▶ [DATA FOR PROCESSING]
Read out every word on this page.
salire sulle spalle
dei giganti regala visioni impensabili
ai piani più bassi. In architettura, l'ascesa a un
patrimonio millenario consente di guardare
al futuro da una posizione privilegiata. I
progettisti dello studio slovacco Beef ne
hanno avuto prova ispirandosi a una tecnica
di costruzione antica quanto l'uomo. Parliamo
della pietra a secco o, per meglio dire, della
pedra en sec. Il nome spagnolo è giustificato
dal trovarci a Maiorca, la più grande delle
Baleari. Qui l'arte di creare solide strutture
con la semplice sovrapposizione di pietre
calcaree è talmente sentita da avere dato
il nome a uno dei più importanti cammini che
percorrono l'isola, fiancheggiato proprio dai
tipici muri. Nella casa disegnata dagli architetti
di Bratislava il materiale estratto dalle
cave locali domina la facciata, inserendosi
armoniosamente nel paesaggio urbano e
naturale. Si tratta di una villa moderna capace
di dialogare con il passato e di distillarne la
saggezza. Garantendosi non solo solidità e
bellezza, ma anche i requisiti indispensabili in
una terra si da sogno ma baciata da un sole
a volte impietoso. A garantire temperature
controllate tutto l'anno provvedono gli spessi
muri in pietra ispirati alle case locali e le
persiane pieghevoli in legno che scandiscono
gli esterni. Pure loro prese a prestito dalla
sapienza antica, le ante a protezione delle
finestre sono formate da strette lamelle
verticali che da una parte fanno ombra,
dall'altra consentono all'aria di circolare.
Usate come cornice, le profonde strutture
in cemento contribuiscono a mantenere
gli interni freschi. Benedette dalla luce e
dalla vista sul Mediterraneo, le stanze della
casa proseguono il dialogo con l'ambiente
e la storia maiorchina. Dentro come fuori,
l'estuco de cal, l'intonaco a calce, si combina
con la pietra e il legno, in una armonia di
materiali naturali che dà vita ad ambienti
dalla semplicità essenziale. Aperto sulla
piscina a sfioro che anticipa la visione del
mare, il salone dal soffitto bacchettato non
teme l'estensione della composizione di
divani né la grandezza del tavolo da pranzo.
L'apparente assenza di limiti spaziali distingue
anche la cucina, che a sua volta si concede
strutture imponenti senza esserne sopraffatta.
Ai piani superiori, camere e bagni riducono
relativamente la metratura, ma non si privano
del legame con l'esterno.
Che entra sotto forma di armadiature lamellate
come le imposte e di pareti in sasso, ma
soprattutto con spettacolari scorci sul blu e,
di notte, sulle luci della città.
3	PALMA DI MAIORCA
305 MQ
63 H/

▶ [TASK DETAILS] Of all the lines in the listing above, how many include "muri"? Write only the number.

▶ [EXERCISE SOLUTION] 2